**Data for this task**
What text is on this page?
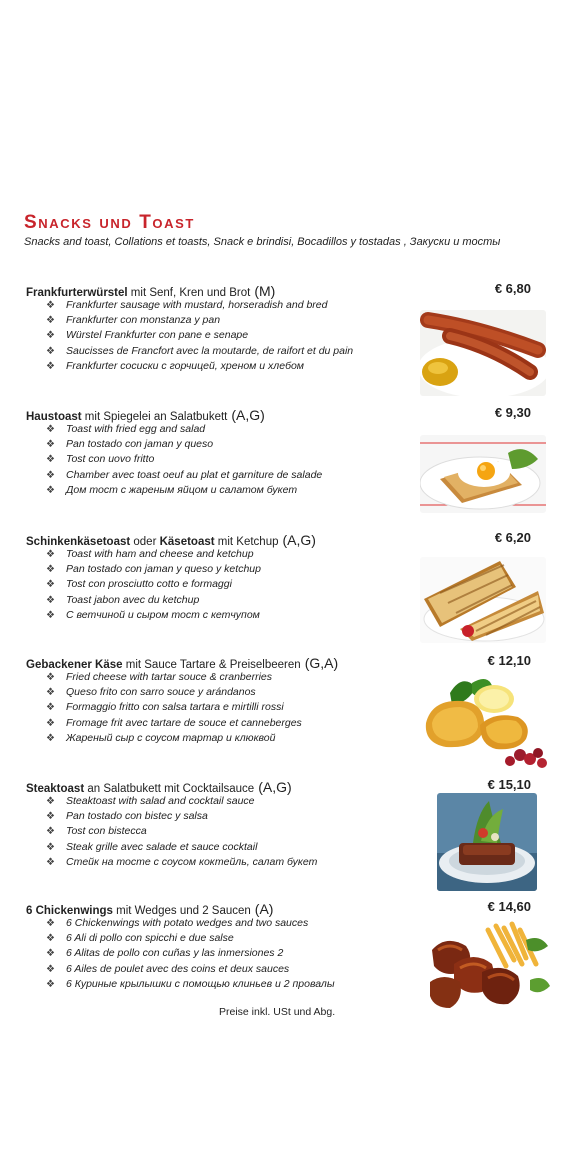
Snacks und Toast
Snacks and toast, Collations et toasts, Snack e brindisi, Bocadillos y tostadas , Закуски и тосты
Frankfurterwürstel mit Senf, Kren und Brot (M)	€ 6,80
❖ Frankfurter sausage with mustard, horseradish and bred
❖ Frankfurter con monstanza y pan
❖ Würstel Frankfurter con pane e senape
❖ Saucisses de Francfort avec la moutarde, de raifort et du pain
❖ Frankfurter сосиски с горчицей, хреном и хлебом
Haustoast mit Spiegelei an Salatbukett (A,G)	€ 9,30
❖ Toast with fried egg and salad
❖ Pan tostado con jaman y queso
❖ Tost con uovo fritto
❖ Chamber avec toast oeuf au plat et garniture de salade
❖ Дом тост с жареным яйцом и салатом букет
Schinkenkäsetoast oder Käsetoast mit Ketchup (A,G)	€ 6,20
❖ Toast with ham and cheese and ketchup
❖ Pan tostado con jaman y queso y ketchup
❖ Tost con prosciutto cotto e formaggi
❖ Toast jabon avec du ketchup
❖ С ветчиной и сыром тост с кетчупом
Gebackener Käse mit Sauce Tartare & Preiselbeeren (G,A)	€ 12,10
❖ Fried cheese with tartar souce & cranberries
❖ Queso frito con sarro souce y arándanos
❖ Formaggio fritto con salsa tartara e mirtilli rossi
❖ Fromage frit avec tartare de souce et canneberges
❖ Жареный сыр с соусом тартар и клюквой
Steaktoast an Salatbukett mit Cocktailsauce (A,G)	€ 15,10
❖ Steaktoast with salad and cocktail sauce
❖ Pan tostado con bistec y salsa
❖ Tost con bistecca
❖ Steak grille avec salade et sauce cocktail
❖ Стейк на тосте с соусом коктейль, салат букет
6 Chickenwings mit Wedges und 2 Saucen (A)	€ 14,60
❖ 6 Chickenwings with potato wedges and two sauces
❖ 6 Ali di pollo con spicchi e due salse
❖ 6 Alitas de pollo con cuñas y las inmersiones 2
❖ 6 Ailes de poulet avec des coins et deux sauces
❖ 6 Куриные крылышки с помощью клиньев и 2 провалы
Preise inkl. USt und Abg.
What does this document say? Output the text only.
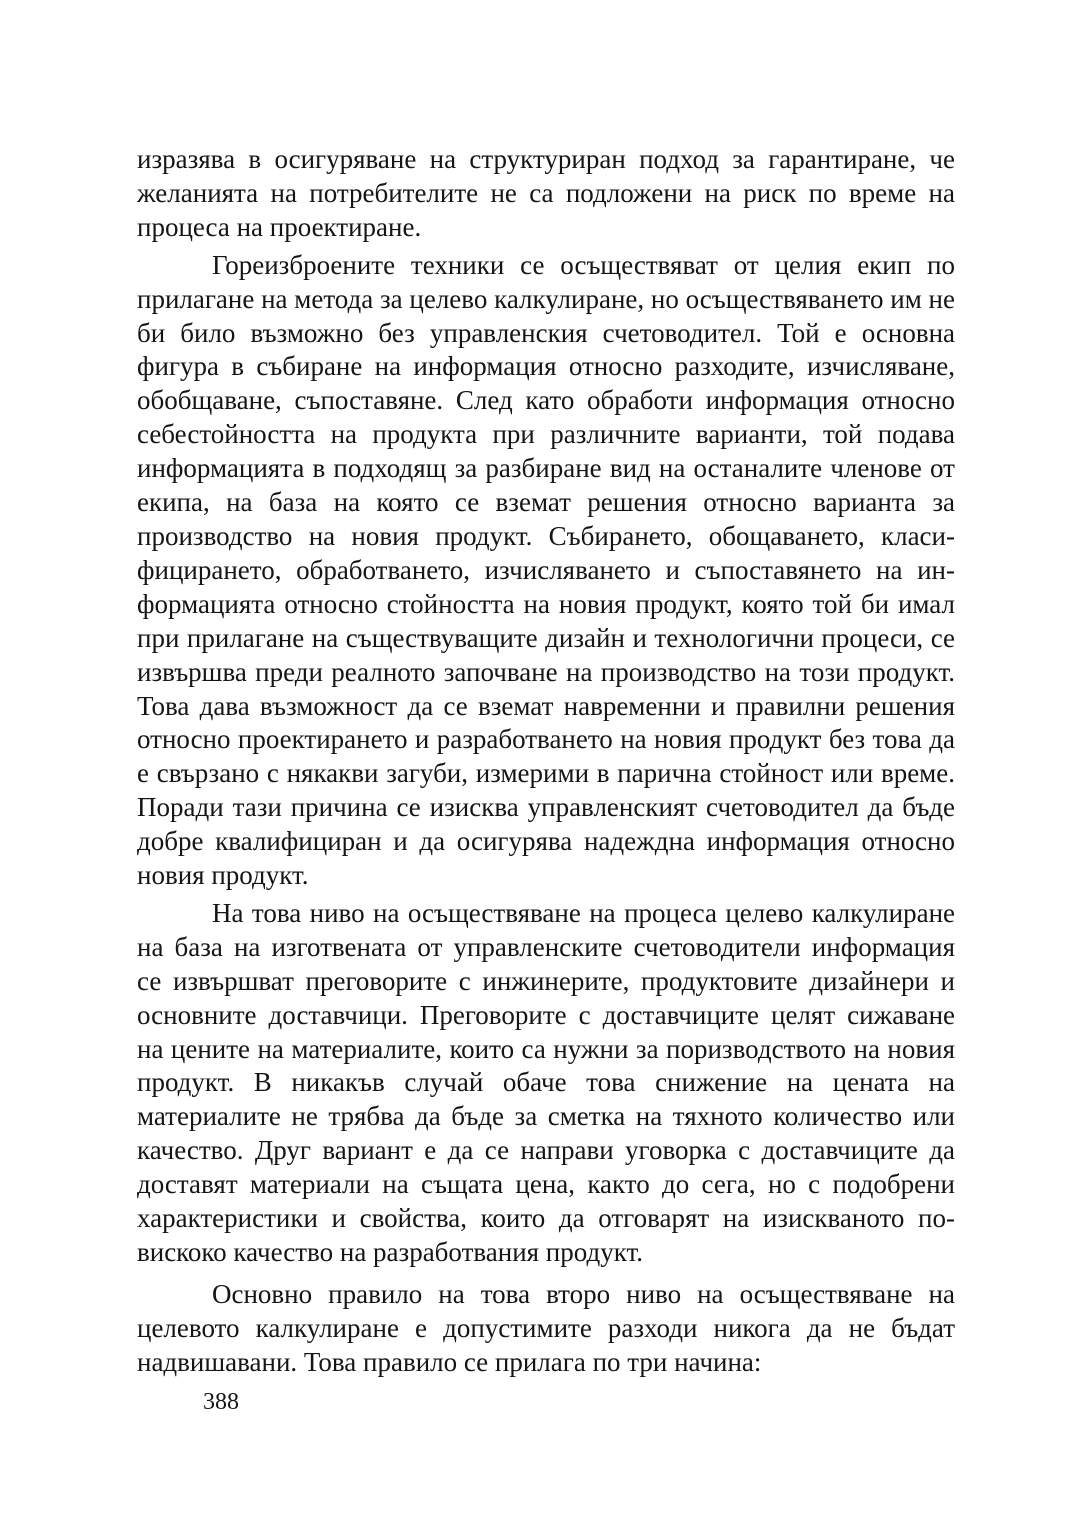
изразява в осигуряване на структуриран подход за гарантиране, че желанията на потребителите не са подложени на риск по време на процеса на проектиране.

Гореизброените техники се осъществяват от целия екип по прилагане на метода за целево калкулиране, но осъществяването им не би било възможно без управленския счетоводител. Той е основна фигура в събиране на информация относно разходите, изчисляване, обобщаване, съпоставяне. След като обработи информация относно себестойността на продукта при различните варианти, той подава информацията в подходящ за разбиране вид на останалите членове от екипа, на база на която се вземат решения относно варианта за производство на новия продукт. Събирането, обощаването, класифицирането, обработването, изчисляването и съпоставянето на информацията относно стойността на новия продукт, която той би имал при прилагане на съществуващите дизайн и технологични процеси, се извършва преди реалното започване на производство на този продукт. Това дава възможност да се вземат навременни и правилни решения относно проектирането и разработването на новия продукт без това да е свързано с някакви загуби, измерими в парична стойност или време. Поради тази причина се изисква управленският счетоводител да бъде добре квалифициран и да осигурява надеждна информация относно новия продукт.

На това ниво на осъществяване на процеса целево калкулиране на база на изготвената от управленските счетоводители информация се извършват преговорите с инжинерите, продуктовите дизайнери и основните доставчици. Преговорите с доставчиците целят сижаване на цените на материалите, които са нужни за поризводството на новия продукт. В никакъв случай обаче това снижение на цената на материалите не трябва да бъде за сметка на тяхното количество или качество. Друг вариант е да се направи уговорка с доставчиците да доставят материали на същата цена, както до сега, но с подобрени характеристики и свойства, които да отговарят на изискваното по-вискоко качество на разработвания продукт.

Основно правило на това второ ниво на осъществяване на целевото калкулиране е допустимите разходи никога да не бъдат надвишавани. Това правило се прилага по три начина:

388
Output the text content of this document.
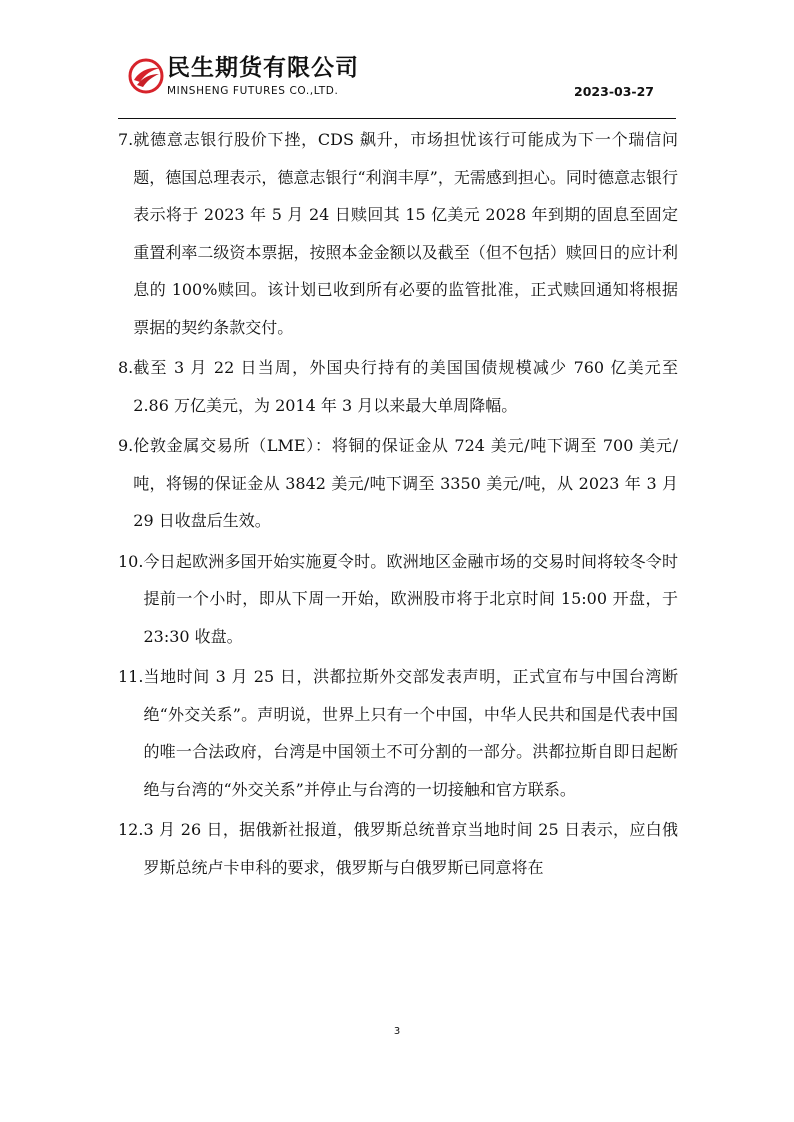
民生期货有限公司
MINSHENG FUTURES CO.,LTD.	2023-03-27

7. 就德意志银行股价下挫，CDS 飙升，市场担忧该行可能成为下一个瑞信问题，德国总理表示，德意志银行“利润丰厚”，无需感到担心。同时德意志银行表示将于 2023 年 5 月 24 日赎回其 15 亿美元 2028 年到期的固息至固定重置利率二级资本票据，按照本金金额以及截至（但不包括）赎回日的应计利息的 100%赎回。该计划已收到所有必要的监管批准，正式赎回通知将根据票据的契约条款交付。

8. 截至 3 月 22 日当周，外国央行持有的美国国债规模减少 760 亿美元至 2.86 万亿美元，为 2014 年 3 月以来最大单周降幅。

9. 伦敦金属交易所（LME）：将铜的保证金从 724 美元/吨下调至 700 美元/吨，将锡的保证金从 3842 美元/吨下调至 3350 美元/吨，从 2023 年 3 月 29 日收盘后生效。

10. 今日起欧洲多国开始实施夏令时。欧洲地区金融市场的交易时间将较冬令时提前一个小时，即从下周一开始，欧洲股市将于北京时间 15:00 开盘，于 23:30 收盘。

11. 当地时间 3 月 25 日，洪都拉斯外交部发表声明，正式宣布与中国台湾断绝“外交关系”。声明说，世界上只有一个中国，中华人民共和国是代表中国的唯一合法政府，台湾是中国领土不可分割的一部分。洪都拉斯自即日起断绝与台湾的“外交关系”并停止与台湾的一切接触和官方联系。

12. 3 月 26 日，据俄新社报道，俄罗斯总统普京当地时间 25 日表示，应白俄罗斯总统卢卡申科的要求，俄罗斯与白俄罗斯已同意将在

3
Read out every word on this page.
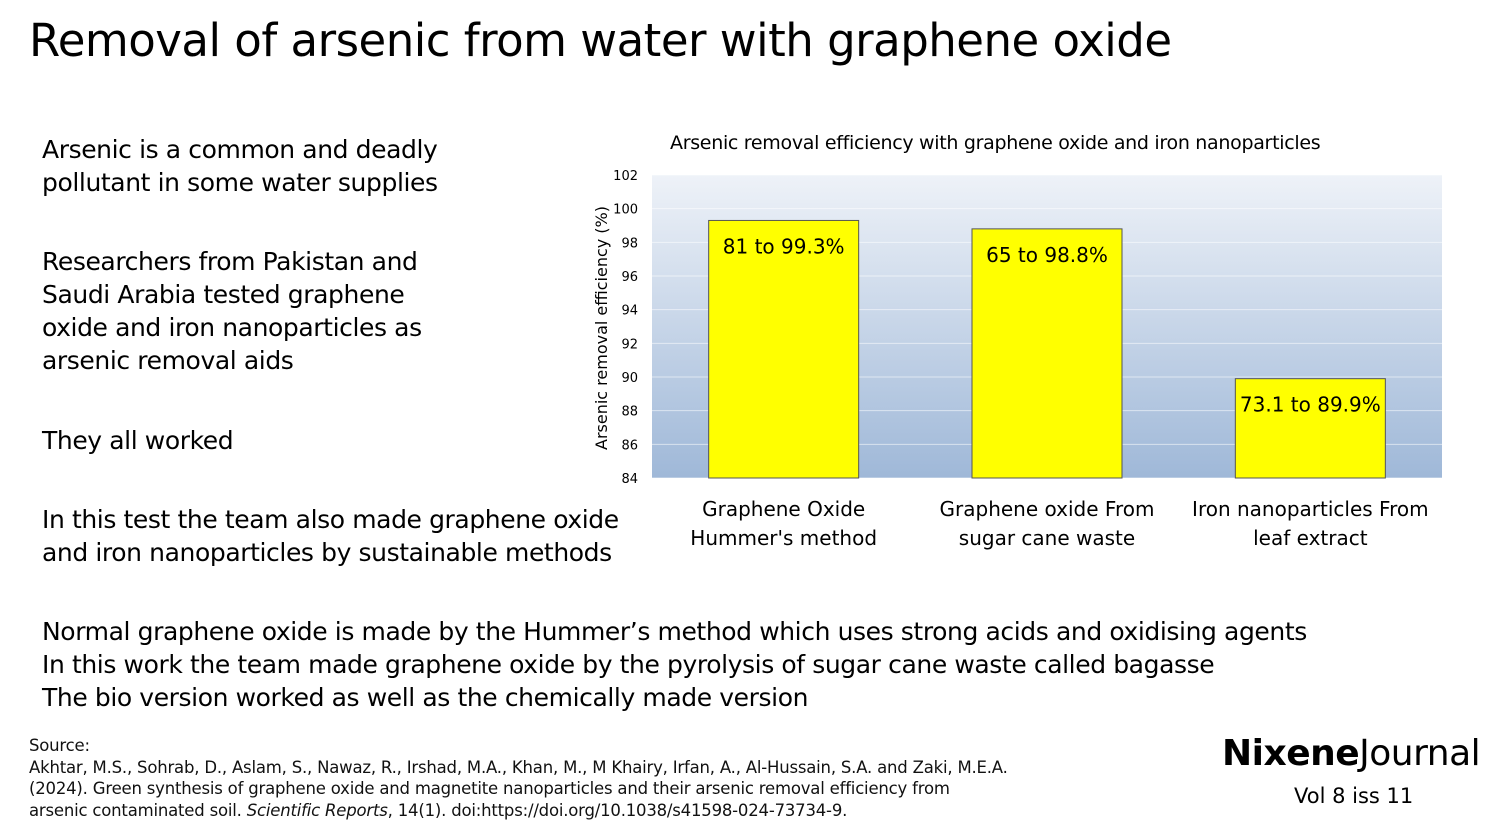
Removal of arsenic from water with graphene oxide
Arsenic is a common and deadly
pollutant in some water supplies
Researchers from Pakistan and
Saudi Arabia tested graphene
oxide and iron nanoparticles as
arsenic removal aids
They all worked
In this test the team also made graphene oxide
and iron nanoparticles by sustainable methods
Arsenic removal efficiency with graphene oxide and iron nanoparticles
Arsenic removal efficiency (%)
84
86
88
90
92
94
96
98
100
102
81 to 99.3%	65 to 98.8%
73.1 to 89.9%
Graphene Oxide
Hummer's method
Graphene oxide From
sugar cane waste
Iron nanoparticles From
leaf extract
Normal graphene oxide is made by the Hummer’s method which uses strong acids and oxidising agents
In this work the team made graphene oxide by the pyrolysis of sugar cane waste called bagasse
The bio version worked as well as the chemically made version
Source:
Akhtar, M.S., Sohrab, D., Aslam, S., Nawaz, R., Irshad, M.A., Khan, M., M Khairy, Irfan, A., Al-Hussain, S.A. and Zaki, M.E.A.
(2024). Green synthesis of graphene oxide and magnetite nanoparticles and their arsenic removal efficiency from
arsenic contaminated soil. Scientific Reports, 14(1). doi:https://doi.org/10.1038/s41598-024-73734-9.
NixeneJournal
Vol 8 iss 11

**Written exercise**
Pictures are excluded; copy every other part of the records exactly.

**Exercise output**
What text is on this page?
Snacks und Toast
Snacks and toast, Collations et toasts, Snack e brindisi, Bocadillos y tostadas , Закуски и тосты
Frankfurterwürstel mit Senf, Kren und Brot (M)	€ 6,80
❖ Frankfurter sausage with mustard, horseradish and bred
❖ Frankfurter con monstanza y pan
❖ Würstel Frankfurter con pane e senape
❖ Saucisses de Francfort avec la moutarde, de raifort et du pain
❖ Frankfurter сосиски с горчицей, хреном и хлебом
Haustoast mit Spiegelei an Salatbukett (A,G)	€ 9,30
❖ Toast with fried egg and salad
❖ Pan tostado con jaman y queso
❖ Tost con uovo fritto
❖ Chamber avec toast oeuf au plat et garniture de salade
❖ Дом тост с жареным яйцом и салатом букет
Schinkenkäsetoast oder Käsetoast mit Ketchup (A,G)	€ 6,20
❖ Toast with ham and cheese and ketchup
❖ Pan tostado con jaman y queso y ketchup
❖ Tost con prosciutto cotto e formaggi
❖ Toast jabon avec du ketchup
❖ С ветчиной и сыром тост с кетчупом
Gebackener Käse mit Sauce Tartare & Preiselbeeren (G,A)	€ 12,10
❖ Fried cheese with tartar souce & cranberries
❖ Queso frito con sarro souce y arándanos
❖ Formaggio fritto con salsa tartara e mirtilli rossi
❖ Fromage frit avec tartare de souce et canneberges
❖ Жареный сыр с соусом тартар и клюквой
Steaktoast an Salatbukett mit Cocktailsauce (A,G)	€ 15,10
❖ Steaktoast with salad and cocktail sauce
❖ Pan tostado con bistec y salsa
❖ Tost con bistecca
❖ Steak grille avec salade et sauce cocktail
❖ Стейк на тосте с соусом коктейль, салат букет
6 Chickenwings mit Wedges und 2 Saucen (A)	€ 14,60
❖ 6 Chickenwings with potato wedges and two sauces
❖ 6 Ali di pollo con spicchi e due salse
❖ 6 Alitas de pollo con cuñas y las inmersiones 2
❖ 6 Ailes de poulet avec des coins et deux sauces
❖ 6 Куриные крылышки с помощью клиньев и 2 провалы
Preise inkl. USt und Abg.
What does this document say? Output the text only.
изразява в осигуряване на структуриран подход за гарантиране, че желанията на потребителите не са подложени на риск по време на процеса на проектиране.

Гореизброените техники се осъществяват от целия екип по прилагане на метода за целево калкулиране, но осъществяването им не би било възможно без управленския счетоводител. Той е основна фигура в събиране на информация относно разходите, изчисляване, обобщаване, съпоставяне. След като обработи информация относно себестойността на продукта при различните варианти, той подава информацията в подходящ за разбиране вид на останалите членове от екипа, на база на която се вземат решения относно варианта за производство на новия продукт. Събирането, обощаването, класифицирането, обработването, изчисляването и съпоставянето на информацията относно стойността на новия продукт, която той би имал при прилагане на съществуващите дизайн и технологични процеси, се извършва преди реалното започване на производство на този продукт. Това дава възможност да се вземат навременни и правилни решения относно проектирането и разработването на новия продукт без това да е свързано с някакви загуби, измерими в парична стойност или време. Поради тази причина се изисква управленският счетоводител да бъде добре квалифициран и да осигурява надеждна информация относно новия продукт.

На това ниво на осъществяване на процеса целево калкулиране на база на изготвената от управленските счетоводители информация се извършват преговорите с инжинерите, продуктовите дизайнери и основните доставчици. Преговорите с доставчиците целят сижаване на цените на материалите, които са нужни за поризводството на новия продукт. В никакъв случай обаче това снижение на цената на материалите не трябва да бъде за сметка на тяхното количество или качество. Друг вариант е да се направи уговорка с доставчиците да доставят материали на същата цена, както до сега, но с подобрени характеристики и свойства, които да отговарят на изискваното по-вискоко качество на разработвания продукт.

Основно правило на това второ ниво на осъществяване на целевото калкулиране е допустимите разходи никога да не бъдат надвишавани. Това правило се прилага по три начина:

388
Output the text content of this document.
民生期货有限公司
MINSHENG FUTURES CO.,LTD.	2023-03-27

7. 就德意志银行股价下挫，CDS 飙升，市场担忧该行可能成为下一个瑞信问题，德国总理表示，德意志银行“利润丰厚”，无需感到担心。同时德意志银行表示将于 2023 年 5 月 24 日赎回其 15 亿美元 2028 年到期的固息至固定重置利率二级资本票据，按照本金金额以及截至（但不包括）赎回日的应计利息的 100%赎回。该计划已收到所有必要的监管批准，正式赎回通知将根据票据的契约条款交付。

8. 截至 3 月 22 日当周，外国央行持有的美国国债规模减少 760 亿美元至 2.86 万亿美元，为 2014 年 3 月以来最大单周降幅。

9. 伦敦金属交易所（LME）：将铜的保证金从 724 美元/吨下调至 700 美元/吨，将锡的保证金从 3842 美元/吨下调至 3350 美元/吨，从 2023 年 3 月 29 日收盘后生效。

10. 今日起欧洲多国开始实施夏令时。欧洲地区金融市场的交易时间将较冬令时提前一个小时，即从下周一开始，欧洲股市将于北京时间 15:00 开盘，于 23:30 收盘。

11. 当地时间 3 月 25 日，洪都拉斯外交部发表声明，正式宣布与中国台湾断绝“外交关系”。声明说，世界上只有一个中国，中华人民共和国是代表中国的唯一合法政府，台湾是中国领土不可分割的一部分。洪都拉斯自即日起断绝与台湾的“外交关系”并停止与台湾的一切接触和官方联系。

12. 3 月 26 日，据俄新社报道，俄罗斯总统普京当地时间 25 日表示，应白俄罗斯总统卢卡申科的要求，俄罗斯与白俄罗斯已同意将在

3
Read out every word on this page.
Removal of arsenic from water with graphene oxide
Arsenic is a common and deadly
pollutant in some water supplies
Researchers from Pakistan and
Saudi Arabia tested graphene
oxide and iron nanoparticles as
arsenic removal aids
They all worked
In this test the team also made graphene oxide
and iron nanoparticles by sustainable methods
Arsenic removal efficiency with graphene oxide and iron nanoparticles
Arsenic removal efficiency (%)
84
86
88
90
92
94
96
98
100
102
81 to 99.3%	65 to 98.8%
73.1 to 89.9%
Graphene Oxide
Hummer's method
Graphene oxide From
sugar cane waste
Iron nanoparticles From
leaf extract
Normal graphene oxide is made by the Hummer’s method which uses strong acids and oxidising agents
In this work the team made graphene oxide by the pyrolysis of sugar cane waste called bagasse
The bio version worked as well as the chemically made version
Source:
Akhtar, M.S., Sohrab, D., Aslam, S., Nawaz, R., Irshad, M.A., Khan, M., M Khairy, Irfan, A., Al-Hussain, S.A. and Zaki, M.E.A.
(2024). Green synthesis of graphene oxide and magnetite nanoparticles and their arsenic removal efficiency from
arsenic contaminated soil. Scientific Reports, 14(1). doi:https://doi.org/10.1038/s41598-024-73734-9.
NixeneJournal
Vol 8 iss 11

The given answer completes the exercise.